[Stored data entries]
=-=-=
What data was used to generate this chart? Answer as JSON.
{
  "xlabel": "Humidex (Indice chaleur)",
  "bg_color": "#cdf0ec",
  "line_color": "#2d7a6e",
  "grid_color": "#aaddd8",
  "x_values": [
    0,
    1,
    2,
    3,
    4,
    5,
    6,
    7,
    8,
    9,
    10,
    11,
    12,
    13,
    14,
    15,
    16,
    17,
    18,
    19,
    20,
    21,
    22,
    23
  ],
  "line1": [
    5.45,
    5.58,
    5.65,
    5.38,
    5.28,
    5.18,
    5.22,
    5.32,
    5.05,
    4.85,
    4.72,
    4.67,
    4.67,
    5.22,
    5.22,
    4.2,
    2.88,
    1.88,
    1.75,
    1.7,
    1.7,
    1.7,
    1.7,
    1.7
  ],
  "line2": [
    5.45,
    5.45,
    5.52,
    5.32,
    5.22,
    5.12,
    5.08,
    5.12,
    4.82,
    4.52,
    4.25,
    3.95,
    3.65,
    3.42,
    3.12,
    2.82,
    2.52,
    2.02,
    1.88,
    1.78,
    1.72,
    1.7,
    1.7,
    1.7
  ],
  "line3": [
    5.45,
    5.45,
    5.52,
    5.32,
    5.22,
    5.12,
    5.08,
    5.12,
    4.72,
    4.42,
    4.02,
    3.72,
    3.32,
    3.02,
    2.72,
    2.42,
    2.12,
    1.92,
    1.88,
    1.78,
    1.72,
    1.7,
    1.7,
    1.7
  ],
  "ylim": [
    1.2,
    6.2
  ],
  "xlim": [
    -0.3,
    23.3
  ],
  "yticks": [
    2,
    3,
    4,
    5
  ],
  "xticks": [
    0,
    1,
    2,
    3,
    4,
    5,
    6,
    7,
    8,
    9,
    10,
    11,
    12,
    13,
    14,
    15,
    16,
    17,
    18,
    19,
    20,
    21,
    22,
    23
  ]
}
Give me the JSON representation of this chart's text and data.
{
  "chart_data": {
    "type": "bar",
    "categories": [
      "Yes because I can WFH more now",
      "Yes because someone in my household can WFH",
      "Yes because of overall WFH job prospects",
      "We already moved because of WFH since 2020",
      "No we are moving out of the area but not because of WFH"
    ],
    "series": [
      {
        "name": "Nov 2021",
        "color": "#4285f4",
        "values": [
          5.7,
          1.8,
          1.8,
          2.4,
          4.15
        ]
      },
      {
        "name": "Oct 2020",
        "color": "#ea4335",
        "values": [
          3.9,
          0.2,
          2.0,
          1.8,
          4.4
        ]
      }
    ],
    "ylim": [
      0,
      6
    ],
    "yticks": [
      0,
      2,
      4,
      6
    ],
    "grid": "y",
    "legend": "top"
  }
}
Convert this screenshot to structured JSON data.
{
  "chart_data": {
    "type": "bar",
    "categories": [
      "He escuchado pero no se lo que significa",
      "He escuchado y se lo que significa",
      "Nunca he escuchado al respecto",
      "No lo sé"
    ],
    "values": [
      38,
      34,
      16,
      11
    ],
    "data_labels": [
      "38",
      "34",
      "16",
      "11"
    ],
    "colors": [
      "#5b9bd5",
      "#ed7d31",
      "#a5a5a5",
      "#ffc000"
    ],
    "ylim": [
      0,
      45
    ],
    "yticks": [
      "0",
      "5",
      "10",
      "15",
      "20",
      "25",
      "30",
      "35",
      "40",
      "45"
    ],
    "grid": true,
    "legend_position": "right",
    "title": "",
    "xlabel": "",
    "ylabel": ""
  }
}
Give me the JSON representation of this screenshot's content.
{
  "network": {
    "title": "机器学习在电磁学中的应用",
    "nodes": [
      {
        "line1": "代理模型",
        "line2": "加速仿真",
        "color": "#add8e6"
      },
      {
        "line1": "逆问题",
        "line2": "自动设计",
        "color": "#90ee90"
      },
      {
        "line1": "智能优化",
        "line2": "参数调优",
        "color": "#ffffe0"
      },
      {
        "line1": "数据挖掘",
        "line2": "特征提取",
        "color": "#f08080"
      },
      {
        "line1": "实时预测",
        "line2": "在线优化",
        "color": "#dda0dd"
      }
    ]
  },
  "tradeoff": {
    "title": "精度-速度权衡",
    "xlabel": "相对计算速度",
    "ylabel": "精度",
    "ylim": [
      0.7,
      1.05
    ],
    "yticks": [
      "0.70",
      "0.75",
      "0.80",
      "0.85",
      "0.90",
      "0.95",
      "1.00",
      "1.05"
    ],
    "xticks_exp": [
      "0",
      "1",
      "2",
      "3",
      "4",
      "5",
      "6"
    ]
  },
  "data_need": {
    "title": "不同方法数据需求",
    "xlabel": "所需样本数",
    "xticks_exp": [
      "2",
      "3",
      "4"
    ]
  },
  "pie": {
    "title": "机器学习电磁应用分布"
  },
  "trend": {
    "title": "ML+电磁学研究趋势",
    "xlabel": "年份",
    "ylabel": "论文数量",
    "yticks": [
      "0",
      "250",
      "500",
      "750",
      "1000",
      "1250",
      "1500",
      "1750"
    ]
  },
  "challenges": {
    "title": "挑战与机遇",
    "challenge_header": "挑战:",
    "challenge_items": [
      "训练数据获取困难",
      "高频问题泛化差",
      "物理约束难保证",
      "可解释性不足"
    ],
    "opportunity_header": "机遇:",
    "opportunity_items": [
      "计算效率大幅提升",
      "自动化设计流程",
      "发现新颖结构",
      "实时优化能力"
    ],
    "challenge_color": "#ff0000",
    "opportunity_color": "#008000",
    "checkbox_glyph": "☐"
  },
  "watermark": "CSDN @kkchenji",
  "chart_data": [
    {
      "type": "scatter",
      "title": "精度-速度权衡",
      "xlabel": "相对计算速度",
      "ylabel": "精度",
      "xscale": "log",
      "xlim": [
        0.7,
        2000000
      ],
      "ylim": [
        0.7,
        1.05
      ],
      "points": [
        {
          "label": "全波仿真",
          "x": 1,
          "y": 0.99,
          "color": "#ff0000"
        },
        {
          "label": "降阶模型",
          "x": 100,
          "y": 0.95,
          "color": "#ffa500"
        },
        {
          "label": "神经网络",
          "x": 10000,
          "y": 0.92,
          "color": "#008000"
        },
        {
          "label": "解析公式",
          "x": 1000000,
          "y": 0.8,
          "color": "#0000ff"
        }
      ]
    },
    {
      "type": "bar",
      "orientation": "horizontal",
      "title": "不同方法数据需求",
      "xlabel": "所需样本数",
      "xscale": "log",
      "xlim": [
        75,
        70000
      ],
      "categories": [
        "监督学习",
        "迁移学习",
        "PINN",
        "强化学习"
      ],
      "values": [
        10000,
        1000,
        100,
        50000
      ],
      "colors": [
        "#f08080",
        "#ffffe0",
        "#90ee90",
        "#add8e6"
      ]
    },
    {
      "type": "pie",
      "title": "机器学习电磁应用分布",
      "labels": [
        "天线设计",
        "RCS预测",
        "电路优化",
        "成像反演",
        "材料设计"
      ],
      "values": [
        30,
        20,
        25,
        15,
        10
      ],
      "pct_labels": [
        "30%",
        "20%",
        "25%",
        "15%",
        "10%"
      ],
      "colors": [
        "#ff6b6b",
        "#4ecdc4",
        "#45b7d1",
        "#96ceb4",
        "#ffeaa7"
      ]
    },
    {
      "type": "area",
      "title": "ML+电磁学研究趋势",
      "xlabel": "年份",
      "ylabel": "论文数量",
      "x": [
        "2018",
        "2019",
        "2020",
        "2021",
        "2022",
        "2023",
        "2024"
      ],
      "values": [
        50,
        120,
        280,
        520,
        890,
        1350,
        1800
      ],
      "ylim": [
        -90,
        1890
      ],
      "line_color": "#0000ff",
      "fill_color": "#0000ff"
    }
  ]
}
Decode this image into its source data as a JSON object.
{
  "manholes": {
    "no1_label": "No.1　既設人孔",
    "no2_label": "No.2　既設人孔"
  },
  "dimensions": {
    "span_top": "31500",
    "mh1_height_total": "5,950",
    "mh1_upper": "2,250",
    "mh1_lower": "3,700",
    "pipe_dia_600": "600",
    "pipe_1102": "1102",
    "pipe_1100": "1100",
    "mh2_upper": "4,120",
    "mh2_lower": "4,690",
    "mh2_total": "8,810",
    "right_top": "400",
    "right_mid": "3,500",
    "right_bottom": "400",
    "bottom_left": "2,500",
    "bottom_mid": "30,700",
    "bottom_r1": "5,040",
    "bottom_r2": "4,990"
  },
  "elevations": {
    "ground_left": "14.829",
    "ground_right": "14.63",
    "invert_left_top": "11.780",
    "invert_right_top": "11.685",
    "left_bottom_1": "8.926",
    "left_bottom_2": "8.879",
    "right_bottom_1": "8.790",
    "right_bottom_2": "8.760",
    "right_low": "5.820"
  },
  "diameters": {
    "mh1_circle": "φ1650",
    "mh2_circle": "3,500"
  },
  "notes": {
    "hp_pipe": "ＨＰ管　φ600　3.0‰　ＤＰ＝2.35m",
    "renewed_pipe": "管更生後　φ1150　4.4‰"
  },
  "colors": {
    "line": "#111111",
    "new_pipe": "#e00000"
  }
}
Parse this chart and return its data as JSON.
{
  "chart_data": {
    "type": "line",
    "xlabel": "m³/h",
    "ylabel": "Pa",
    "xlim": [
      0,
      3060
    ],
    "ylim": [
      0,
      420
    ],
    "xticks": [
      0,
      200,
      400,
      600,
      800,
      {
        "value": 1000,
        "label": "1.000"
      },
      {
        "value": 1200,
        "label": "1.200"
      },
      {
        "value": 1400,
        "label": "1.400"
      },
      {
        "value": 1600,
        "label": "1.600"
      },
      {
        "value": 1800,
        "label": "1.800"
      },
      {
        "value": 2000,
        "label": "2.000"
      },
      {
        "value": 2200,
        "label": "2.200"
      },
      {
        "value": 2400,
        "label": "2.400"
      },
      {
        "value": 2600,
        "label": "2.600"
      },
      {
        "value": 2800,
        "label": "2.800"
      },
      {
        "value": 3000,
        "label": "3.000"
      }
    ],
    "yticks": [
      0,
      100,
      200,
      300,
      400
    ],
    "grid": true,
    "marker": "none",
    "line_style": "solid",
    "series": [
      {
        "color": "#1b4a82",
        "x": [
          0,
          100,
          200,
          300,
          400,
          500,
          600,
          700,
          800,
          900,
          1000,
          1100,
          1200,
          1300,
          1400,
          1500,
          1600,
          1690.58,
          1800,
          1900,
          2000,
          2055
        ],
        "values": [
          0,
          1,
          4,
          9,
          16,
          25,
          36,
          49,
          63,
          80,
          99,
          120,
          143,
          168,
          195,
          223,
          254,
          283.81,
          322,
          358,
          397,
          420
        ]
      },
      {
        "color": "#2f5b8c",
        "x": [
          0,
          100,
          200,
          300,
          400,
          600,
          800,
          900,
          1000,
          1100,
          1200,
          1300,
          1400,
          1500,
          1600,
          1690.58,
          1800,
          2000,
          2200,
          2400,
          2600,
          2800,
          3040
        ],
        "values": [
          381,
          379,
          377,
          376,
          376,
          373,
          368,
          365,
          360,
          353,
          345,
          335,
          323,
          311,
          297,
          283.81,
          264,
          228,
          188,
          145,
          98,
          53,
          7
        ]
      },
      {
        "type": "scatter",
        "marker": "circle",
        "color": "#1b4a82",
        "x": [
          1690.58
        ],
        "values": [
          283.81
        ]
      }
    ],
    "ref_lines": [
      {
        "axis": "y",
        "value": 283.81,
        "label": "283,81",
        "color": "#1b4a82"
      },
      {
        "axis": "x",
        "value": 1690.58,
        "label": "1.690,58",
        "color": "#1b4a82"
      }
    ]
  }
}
=-=-=
Provide the number of lines in the data above that contain the string "ylabel", and nothing else.

Answer to this problem ▸ 6